/---

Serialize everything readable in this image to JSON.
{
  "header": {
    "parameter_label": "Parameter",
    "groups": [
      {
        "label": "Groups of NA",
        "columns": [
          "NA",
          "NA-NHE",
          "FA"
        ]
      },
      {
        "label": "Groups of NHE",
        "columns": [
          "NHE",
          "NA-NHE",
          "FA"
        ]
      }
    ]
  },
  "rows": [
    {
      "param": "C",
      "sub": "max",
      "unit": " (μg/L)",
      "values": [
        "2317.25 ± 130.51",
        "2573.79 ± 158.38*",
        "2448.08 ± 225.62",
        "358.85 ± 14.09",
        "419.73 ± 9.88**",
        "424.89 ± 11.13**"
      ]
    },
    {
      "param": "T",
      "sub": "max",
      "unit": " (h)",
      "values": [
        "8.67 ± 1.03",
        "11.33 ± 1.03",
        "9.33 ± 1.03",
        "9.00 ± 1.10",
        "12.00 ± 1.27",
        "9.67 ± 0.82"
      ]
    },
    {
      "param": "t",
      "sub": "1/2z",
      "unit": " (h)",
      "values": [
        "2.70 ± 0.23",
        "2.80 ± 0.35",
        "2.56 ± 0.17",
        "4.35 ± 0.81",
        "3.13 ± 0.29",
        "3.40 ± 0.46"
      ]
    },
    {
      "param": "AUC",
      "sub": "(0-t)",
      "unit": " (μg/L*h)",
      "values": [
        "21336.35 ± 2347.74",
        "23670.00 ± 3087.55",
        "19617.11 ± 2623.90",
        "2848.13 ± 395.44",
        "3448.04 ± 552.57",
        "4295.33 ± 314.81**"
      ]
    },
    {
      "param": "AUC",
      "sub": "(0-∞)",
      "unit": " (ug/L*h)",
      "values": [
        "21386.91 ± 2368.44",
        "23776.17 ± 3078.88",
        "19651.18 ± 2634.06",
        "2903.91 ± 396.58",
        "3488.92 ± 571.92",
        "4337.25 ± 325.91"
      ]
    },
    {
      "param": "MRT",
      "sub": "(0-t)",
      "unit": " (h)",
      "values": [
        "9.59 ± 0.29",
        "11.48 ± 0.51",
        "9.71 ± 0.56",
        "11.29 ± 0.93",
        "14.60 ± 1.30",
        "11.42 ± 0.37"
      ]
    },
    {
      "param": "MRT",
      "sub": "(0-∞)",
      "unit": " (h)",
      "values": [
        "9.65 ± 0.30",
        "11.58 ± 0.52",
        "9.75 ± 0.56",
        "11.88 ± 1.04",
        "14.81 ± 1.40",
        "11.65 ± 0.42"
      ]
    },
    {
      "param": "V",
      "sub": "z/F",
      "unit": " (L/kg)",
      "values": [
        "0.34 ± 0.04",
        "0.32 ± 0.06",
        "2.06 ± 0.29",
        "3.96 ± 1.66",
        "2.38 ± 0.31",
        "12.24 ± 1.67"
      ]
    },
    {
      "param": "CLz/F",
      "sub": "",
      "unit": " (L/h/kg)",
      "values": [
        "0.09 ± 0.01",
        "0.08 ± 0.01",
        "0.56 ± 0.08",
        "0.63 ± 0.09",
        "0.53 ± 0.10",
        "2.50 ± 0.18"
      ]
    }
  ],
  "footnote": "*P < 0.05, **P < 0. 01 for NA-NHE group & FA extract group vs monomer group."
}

\---

Exercise prompt:
Each line of the material above needs to be quoted exactly, please.

Problem solution:
Serialize everything readable in this image to JSON.
{
  "header": {
    "parameter_label": "Parameter",
    "groups": [
      {
        "label": "Groups of NA",
        "columns": [
          "NA",
          "NA-NHE",
          "FA"
        ]
      },
      {
        "label": "Groups of NHE",
        "columns": [
          "NHE",
          "NA-NHE",
          "FA"
        ]
      }
    ]
  },
  "rows": [
    {
      "param": "C",
      "sub": "max",
      "unit": " (μg/L)",
      "values": [
        "2317.25 ± 130.51",
        "2573.79 ± 158.38*",
        "2448.08 ± 225.62",
        "358.85 ± 14.09",
        "419.73 ± 9.88**",
        "424.89 ± 11.13**"
      ]
    },
    {
      "param": "T",
      "sub": "max",
      "unit": " (h)",
      "values": [
        "8.67 ± 1.03",
        "11.33 ± 1.03",
        "9.33 ± 1.03",
        "9.00 ± 1.10",
        "12.00 ± 1.27",
        "9.67 ± 0.82"
      ]
    },
    {
      "param": "t",
      "sub": "1/2z",
      "unit": " (h)",
      "values": [
        "2.70 ± 0.23",
        "2.80 ± 0.35",
        "2.56 ± 0.17",
        "4.35 ± 0.81",
        "3.13 ± 0.29",
        "3.40 ± 0.46"
      ]
    },
    {
      "param": "AUC",
      "sub": "(0-t)",
      "unit": " (μg/L*h)",
      "values": [
        "21336.35 ± 2347.74",
        "23670.00 ± 3087.55",
        "19617.11 ± 2623.90",
        "2848.13 ± 395.44",
        "3448.04 ± 552.57",
        "4295.33 ± 314.81**"
      ]
    },
    {
      "param": "AUC",
      "sub": "(0-∞)",
      "unit": " (ug/L*h)",
      "values": [
        "21386.91 ± 2368.44",
        "23776.17 ± 3078.88",
        "19651.18 ± 2634.06",
        "2903.91 ± 396.58",
        "3488.92 ± 571.92",
        "4337.25 ± 325.91"
      ]
    },
    {
      "param": "MRT",
      "sub": "(0-t)",
      "unit": " (h)",
      "values": [
        "9.59 ± 0.29",
        "11.48 ± 0.51",
        "9.71 ± 0.56",
        "11.29 ± 0.93",
        "14.60 ± 1.30",
        "11.42 ± 0.37"
      ]
    },
    {
      "param": "MRT",
      "sub": "(0-∞)",
      "unit": " (h)",
      "values": [
        "9.65 ± 0.30",
        "11.58 ± 0.52",
        "9.75 ± 0.56",
        "11.88 ± 1.04",
        "14.81 ± 1.40",
        "11.65 ± 0.42"
      ]
    },
    {
      "param": "V",
      "sub": "z/F",
      "unit": " (L/kg)",
      "values": [
        "0.34 ± 0.04",
        "0.32 ± 0.06",
        "2.06 ± 0.29",
        "3.96 ± 1.66",
        "2.38 ± 0.31",
        "12.24 ± 1.67"
      ]
    },
    {
      "param": "CLz/F",
      "sub": "",
      "unit": " (L/h/kg)",
      "values": [
        "0.09 ± 0.01",
        "0.08 ± 0.01",
        "0.56 ± 0.08",
        "0.63 ± 0.09",
        "0.53 ± 0.10",
        "2.50 ± 0.18"
      ]
    }
  ],
  "footnote": "*P < 0.05, **P < 0. 01 for NA-NHE group & FA extract group vs monomer group."
}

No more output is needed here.